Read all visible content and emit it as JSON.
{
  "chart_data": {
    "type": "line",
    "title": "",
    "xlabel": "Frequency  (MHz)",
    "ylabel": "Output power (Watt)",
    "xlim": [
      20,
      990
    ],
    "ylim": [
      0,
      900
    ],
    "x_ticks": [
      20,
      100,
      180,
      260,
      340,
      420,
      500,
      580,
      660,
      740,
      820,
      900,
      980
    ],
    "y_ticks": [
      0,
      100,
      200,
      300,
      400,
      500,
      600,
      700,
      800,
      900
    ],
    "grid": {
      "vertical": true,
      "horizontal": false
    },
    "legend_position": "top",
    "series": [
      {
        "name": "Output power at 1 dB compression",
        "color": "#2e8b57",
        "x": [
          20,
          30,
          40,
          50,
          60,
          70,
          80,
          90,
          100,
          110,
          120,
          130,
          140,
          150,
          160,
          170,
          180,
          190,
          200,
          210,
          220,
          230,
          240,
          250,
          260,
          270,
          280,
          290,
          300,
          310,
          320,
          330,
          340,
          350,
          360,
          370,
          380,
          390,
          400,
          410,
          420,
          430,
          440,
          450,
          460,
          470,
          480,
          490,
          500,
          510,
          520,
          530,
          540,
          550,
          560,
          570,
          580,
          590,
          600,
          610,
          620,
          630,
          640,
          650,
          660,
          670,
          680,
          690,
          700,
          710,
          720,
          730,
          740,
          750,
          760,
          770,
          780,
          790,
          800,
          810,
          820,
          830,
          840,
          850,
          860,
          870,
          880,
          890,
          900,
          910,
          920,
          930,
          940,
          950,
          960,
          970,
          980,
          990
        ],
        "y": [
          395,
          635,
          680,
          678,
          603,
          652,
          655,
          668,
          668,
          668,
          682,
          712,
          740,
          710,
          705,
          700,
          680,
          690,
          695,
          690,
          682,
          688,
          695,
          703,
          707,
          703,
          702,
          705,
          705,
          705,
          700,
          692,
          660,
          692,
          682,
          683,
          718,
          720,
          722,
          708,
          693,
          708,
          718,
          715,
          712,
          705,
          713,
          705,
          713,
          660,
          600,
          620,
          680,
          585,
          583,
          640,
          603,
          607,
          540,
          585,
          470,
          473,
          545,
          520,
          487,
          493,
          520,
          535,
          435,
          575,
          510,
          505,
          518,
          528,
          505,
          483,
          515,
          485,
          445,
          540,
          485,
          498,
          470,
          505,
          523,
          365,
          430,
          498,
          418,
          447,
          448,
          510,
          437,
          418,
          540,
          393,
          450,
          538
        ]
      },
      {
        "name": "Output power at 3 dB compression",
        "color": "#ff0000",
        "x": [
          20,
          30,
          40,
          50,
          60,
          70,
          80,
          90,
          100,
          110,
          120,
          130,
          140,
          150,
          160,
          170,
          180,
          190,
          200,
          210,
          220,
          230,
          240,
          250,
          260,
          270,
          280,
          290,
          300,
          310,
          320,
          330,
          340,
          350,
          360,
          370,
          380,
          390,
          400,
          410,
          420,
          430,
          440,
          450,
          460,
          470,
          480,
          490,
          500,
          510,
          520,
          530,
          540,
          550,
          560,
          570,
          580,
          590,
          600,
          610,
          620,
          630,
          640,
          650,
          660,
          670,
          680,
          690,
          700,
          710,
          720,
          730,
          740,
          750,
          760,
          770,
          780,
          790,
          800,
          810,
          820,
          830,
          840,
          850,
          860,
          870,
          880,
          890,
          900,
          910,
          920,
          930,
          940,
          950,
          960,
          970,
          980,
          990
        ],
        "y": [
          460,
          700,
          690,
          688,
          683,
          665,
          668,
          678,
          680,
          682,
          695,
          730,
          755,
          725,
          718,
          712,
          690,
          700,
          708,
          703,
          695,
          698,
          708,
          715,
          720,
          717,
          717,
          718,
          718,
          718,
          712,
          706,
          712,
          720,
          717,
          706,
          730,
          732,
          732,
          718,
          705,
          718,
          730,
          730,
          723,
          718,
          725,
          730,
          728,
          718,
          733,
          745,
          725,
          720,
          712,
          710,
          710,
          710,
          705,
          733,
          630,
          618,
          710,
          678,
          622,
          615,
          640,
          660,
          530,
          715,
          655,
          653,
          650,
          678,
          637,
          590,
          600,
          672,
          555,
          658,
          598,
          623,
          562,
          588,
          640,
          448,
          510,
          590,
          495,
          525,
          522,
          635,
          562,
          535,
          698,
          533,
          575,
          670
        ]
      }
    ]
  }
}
━━━
Task details:
Copy out every line of the listing that includes the string "power".

Response for this exercise:
    "ylabel": "Output power (Watt)",
        "name": "Output power at 1 dB compression",
        "name": "Output power at 3 dB compression",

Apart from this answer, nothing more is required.